> Problem statement
Pull every line containing "ylabel" out of the material below.

━━━ Source records ━━━

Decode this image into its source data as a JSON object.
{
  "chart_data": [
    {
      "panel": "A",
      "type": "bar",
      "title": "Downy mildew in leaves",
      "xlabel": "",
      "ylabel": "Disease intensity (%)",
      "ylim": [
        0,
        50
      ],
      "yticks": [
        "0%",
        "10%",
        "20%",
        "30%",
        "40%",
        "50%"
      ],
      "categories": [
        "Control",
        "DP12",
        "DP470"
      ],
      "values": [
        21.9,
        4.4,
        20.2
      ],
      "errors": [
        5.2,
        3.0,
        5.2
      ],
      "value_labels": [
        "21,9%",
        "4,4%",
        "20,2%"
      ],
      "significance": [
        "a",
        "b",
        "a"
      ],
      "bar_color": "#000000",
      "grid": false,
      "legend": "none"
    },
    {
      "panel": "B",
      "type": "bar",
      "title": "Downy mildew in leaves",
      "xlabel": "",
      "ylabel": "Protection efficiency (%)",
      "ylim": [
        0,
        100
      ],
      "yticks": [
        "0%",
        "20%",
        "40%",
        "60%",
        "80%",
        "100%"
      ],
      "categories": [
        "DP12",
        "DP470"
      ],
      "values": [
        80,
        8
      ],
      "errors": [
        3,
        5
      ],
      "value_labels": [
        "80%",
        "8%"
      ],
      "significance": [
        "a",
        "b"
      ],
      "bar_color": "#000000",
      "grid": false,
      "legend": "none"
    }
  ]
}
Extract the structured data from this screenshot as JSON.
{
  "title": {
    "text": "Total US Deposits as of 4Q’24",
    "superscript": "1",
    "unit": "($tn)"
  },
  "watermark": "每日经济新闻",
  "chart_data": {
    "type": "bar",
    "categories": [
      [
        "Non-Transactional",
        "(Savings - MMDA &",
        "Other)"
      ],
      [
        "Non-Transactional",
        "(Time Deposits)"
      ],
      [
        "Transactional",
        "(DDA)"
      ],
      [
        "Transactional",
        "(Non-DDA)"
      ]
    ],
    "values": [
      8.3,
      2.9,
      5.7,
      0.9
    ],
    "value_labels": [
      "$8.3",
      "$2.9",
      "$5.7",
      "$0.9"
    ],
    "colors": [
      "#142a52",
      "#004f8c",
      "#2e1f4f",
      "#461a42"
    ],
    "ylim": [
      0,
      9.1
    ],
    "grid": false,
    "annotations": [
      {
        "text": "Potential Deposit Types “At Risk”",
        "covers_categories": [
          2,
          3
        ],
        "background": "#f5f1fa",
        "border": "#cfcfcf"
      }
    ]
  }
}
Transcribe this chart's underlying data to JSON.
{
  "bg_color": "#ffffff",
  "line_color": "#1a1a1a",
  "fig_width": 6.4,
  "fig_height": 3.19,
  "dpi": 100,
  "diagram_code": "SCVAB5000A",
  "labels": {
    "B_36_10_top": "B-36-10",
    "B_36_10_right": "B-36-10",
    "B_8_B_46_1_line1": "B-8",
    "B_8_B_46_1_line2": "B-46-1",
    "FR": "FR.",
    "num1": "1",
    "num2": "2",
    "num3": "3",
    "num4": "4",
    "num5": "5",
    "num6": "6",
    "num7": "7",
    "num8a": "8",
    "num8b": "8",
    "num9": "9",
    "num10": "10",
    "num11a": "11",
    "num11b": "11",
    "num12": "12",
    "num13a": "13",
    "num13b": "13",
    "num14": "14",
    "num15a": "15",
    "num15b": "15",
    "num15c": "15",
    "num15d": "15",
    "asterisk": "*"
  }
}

━━━

> Completed task
      "ylabel": "Disease intensity (%)",
      "ylabel": "Protection efficiency (%)",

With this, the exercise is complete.